Task goal
Print every record below exactly as written.

Excerpts from a figure dataset
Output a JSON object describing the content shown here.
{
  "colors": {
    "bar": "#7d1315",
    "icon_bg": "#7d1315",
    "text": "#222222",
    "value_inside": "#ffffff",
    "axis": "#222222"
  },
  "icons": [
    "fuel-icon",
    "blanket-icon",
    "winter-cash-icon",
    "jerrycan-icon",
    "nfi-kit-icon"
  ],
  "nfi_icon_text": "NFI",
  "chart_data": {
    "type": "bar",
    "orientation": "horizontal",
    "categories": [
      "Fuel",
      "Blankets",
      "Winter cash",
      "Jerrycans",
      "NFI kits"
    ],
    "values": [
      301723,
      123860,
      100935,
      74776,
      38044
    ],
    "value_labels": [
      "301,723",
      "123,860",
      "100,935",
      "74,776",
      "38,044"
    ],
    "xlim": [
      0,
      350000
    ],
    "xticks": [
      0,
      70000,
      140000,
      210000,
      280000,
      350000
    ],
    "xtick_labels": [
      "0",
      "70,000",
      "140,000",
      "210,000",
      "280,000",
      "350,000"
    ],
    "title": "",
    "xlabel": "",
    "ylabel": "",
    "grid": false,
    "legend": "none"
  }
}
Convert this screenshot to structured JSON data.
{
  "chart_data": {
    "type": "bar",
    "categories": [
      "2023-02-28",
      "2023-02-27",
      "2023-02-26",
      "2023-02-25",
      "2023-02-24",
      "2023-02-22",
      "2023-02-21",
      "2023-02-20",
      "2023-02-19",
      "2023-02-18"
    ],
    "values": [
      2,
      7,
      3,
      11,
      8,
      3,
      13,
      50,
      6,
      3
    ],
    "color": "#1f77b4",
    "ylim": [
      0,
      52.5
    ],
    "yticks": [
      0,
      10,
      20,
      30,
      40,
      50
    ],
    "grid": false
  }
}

Solved exercise
Output a JSON object describing the content shown here.
{
  "colors": {
    "bar": "#7d1315",
    "icon_bg": "#7d1315",
    "text": "#222222",
    "value_inside": "#ffffff",
    "axis": "#222222"
  },
  "icons": [
    "fuel-icon",
    "blanket-icon",
    "winter-cash-icon",
    "jerrycan-icon",
    "nfi-kit-icon"
  ],
  "nfi_icon_text": "NFI",
  "chart_data": {
    "type": "bar",
    "orientation": "horizontal",
    "categories": [
      "Fuel",
      "Blankets",
      "Winter cash",
      "Jerrycans",
      "NFI kits"
    ],
    "values": [
      301723,
      123860,
      100935,
      74776,
      38044
    ],
    "value_labels": [
      "301,723",
      "123,860",
      "100,935",
      "74,776",
      "38,044"
    ],
    "xlim": [
      0,
      350000
    ],
    "xticks": [
      0,
      70000,
      140000,
      210000,
      280000,
      350000
    ],
    "xtick_labels": [
      "0",
      "70,000",
      "140,000",
      "210,000",
      "280,000",
      "350,000"
    ],
    "title": "",
    "xlabel": "",
    "ylabel": "",
    "grid": false,
    "legend": "none"
  }
}
Convert this screenshot to structured JSON data.
{
  "chart_data": {
    "type": "bar",
    "categories": [
      "2023-02-28",
      "2023-02-27",
      "2023-02-26",
      "2023-02-25",
      "2023-02-24",
      "2023-02-22",
      "2023-02-21",
      "2023-02-20",
      "2023-02-19",
      "2023-02-18"
    ],
    "values": [
      2,
      7,
      3,
      11,
      8,
      3,
      13,
      50,
      6,
      3
    ],
    "color": "#1f77b4",
    "ylim": [
      0,
      52.5
    ],
    "yticks": [
      0,
      10,
      20,
      30,
      40,
      50
    ],
    "grid": false
  }
}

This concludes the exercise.